##### Dataset records #####

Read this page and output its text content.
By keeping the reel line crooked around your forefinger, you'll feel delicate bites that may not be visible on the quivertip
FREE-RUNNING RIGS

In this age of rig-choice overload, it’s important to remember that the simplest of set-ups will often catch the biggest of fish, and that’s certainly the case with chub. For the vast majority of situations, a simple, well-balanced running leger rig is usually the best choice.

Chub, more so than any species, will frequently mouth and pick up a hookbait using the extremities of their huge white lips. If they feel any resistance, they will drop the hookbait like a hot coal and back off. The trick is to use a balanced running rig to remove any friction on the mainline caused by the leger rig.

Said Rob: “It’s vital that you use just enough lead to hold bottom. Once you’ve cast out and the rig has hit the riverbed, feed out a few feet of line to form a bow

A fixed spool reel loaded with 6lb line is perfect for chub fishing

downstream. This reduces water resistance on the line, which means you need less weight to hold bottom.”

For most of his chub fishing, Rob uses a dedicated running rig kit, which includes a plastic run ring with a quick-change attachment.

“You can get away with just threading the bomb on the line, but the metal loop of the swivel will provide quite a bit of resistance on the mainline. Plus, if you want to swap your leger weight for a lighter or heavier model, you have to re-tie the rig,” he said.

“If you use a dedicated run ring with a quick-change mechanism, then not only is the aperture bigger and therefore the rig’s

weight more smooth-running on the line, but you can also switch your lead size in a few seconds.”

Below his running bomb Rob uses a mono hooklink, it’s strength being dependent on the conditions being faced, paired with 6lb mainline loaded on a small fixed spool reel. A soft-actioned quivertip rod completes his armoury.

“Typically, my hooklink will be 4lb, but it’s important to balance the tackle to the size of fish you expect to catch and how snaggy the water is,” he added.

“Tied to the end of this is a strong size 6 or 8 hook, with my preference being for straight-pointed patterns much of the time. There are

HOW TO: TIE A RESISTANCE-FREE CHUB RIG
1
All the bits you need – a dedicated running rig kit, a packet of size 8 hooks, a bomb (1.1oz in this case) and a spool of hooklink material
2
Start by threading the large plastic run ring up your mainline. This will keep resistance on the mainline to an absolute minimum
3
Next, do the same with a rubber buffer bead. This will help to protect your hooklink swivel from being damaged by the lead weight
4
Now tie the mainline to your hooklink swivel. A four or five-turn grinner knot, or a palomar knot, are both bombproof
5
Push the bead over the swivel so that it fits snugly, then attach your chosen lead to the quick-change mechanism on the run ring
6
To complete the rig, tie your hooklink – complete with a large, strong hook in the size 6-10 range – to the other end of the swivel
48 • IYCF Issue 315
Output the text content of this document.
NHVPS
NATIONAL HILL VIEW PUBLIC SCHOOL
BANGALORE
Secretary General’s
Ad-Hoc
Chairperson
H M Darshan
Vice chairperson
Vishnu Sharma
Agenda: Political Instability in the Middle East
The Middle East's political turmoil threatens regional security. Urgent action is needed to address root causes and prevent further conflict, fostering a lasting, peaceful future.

#####

> Directive
Print the material above once more, exactly.

> Task response
Read this page and output its text content.
By keeping the reel line crooked around your forefinger, you'll feel delicate bites that may not be visible on the quivertip
FREE-RUNNING RIGS

In this age of rig-choice overload, it’s important to remember that the simplest of set-ups will often catch the biggest of fish, and that’s certainly the case with chub. For the vast majority of situations, a simple, well-balanced running leger rig is usually the best choice.

Chub, more so than any species, will frequently mouth and pick up a hookbait using the extremities of their huge white lips. If they feel any resistance, they will drop the hookbait like a hot coal and back off. The trick is to use a balanced running rig to remove any friction on the mainline caused by the leger rig.

Said Rob: “It’s vital that you use just enough lead to hold bottom. Once you’ve cast out and the rig has hit the riverbed, feed out a few feet of line to form a bow

A fixed spool reel loaded with 6lb line is perfect for chub fishing

downstream. This reduces water resistance on the line, which means you need less weight to hold bottom.”

For most of his chub fishing, Rob uses a dedicated running rig kit, which includes a plastic run ring with a quick-change attachment.

“You can get away with just threading the bomb on the line, but the metal loop of the swivel will provide quite a bit of resistance on the mainline. Plus, if you want to swap your leger weight for a lighter or heavier model, you have to re-tie the rig,” he said.

“If you use a dedicated run ring with a quick-change mechanism, then not only is the aperture bigger and therefore the rig’s

weight more smooth-running on the line, but you can also switch your lead size in a few seconds.”

Below his running bomb Rob uses a mono hooklink, it’s strength being dependent on the conditions being faced, paired with 6lb mainline loaded on a small fixed spool reel. A soft-actioned quivertip rod completes his armoury.

“Typically, my hooklink will be 4lb, but it’s important to balance the tackle to the size of fish you expect to catch and how snaggy the water is,” he added.

“Tied to the end of this is a strong size 6 or 8 hook, with my preference being for straight-pointed patterns much of the time. There are

HOW TO: TIE A RESISTANCE-FREE CHUB RIG
1
All the bits you need – a dedicated running rig kit, a packet of size 8 hooks, a bomb (1.1oz in this case) and a spool of hooklink material
2
Start by threading the large plastic run ring up your mainline. This will keep resistance on the mainline to an absolute minimum
3
Next, do the same with a rubber buffer bead. This will help to protect your hooklink swivel from being damaged by the lead weight
4
Now tie the mainline to your hooklink swivel. A four or five-turn grinner knot, or a palomar knot, are both bombproof
5
Push the bead over the swivel so that it fits snugly, then attach your chosen lead to the quick-change mechanism on the run ring
6
To complete the rig, tie your hooklink – complete with a large, strong hook in the size 6-10 range – to the other end of the swivel
48 • IYCF Issue 315
Output the text content of this document.
NHVPS
NATIONAL HILL VIEW PUBLIC SCHOOL
BANGALORE
Secretary General’s
Ad-Hoc
Chairperson
H M Darshan
Vice chairperson
Vishnu Sharma
Agenda: Political Instability in the Middle East
The Middle East's political turmoil threatens regional security. Urgent action is needed to address root causes and prevent further conflict, fostering a lasting, peaceful future.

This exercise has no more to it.